§ Available records
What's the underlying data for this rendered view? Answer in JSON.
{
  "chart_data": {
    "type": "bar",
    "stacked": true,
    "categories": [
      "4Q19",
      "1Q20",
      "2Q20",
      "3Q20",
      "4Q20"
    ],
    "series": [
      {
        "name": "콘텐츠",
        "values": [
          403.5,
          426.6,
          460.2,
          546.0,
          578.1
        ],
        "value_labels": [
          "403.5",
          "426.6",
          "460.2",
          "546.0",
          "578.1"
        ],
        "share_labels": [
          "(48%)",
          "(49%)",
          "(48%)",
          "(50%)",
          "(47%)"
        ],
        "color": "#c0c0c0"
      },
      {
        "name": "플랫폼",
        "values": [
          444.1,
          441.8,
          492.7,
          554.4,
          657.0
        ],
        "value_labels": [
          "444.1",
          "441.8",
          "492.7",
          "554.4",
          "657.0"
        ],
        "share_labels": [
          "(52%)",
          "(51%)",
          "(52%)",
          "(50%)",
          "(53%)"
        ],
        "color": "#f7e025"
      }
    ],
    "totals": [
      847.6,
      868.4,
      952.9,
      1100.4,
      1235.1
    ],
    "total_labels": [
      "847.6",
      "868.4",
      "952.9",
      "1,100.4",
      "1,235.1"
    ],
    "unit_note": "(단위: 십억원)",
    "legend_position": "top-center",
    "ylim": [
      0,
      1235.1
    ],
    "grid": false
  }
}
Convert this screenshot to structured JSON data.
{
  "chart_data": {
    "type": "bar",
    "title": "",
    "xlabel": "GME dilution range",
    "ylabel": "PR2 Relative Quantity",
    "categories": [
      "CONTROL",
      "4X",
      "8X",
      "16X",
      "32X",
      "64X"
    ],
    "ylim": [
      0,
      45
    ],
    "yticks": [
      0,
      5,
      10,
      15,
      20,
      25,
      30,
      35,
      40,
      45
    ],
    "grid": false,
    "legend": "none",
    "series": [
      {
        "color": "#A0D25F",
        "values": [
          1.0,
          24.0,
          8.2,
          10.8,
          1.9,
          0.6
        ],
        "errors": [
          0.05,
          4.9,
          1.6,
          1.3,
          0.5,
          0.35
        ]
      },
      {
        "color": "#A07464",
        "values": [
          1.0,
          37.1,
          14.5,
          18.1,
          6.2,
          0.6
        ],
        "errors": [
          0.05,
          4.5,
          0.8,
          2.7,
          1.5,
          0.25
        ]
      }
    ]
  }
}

§ What to produce
Restate every line of the data word for word.

§ Solution to this exercise
What's the underlying data for this rendered view? Answer in JSON.
{
  "chart_data": {
    "type": "bar",
    "stacked": true,
    "categories": [
      "4Q19",
      "1Q20",
      "2Q20",
      "3Q20",
      "4Q20"
    ],
    "series": [
      {
        "name": "콘텐츠",
        "values": [
          403.5,
          426.6,
          460.2,
          546.0,
          578.1
        ],
        "value_labels": [
          "403.5",
          "426.6",
          "460.2",
          "546.0",
          "578.1"
        ],
        "share_labels": [
          "(48%)",
          "(49%)",
          "(48%)",
          "(50%)",
          "(47%)"
        ],
        "color": "#c0c0c0"
      },
      {
        "name": "플랫폼",
        "values": [
          444.1,
          441.8,
          492.7,
          554.4,
          657.0
        ],
        "value_labels": [
          "444.1",
          "441.8",
          "492.7",
          "554.4",
          "657.0"
        ],
        "share_labels": [
          "(52%)",
          "(51%)",
          "(52%)",
          "(50%)",
          "(53%)"
        ],
        "color": "#f7e025"
      }
    ],
    "totals": [
      847.6,
      868.4,
      952.9,
      1100.4,
      1235.1
    ],
    "total_labels": [
      "847.6",
      "868.4",
      "952.9",
      "1,100.4",
      "1,235.1"
    ],
    "unit_note": "(단위: 십억원)",
    "legend_position": "top-center",
    "ylim": [
      0,
      1235.1
    ],
    "grid": false
  }
}
Convert this screenshot to structured JSON data.
{
  "chart_data": {
    "type": "bar",
    "title": "",
    "xlabel": "GME dilution range",
    "ylabel": "PR2 Relative Quantity",
    "categories": [
      "CONTROL",
      "4X",
      "8X",
      "16X",
      "32X",
      "64X"
    ],
    "ylim": [
      0,
      45
    ],
    "yticks": [
      0,
      5,
      10,
      15,
      20,
      25,
      30,
      35,
      40,
      45
    ],
    "grid": false,
    "legend": "none",
    "series": [
      {
        "color": "#A0D25F",
        "values": [
          1.0,
          24.0,
          8.2,
          10.8,
          1.9,
          0.6
        ],
        "errors": [
          0.05,
          4.9,
          1.6,
          1.3,
          0.5,
          0.35
        ]
      },
      {
        "color": "#A07464",
        "values": [
          1.0,
          37.1,
          14.5,
          18.1,
          6.2,
          0.6
        ],
        "errors": [
          0.05,
          4.5,
          0.8,
          2.7,
          1.5,
          0.25
        ]
      }
    ]
  }
}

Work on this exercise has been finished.